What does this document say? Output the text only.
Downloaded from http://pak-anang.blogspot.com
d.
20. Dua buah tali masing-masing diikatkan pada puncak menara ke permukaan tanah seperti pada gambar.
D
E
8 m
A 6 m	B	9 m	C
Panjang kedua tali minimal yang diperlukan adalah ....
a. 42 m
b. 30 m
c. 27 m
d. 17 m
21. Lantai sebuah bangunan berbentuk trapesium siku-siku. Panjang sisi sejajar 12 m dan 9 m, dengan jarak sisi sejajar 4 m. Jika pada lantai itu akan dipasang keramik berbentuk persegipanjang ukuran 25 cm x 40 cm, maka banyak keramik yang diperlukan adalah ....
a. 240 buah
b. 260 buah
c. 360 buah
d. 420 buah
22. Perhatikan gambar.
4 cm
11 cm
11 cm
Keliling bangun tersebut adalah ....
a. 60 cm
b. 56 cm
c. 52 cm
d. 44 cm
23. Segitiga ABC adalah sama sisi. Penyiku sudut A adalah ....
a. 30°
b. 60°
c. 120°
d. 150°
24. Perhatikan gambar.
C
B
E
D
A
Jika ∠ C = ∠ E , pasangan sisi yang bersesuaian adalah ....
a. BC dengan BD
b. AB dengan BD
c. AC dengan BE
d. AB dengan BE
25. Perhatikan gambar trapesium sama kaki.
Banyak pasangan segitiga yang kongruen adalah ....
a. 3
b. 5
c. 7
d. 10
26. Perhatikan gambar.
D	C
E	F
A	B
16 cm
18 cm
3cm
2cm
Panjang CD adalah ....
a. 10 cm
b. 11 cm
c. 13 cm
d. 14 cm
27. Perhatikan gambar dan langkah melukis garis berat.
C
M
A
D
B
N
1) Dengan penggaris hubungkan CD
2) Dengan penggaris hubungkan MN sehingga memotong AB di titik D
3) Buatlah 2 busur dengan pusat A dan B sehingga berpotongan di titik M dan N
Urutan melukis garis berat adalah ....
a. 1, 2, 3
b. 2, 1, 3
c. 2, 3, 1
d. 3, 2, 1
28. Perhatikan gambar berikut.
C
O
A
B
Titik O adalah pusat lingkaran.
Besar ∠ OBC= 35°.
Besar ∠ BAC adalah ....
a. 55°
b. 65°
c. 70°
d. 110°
--------------------
**Given instruction:**
Every line in the data that holds "sama" should be copied out.

**Exercise output:**
23. Segitiga ABC adalah sama sisi. Penyiku sudut A adalah ....
25. Perhatikan gambar trapesium sama kaki.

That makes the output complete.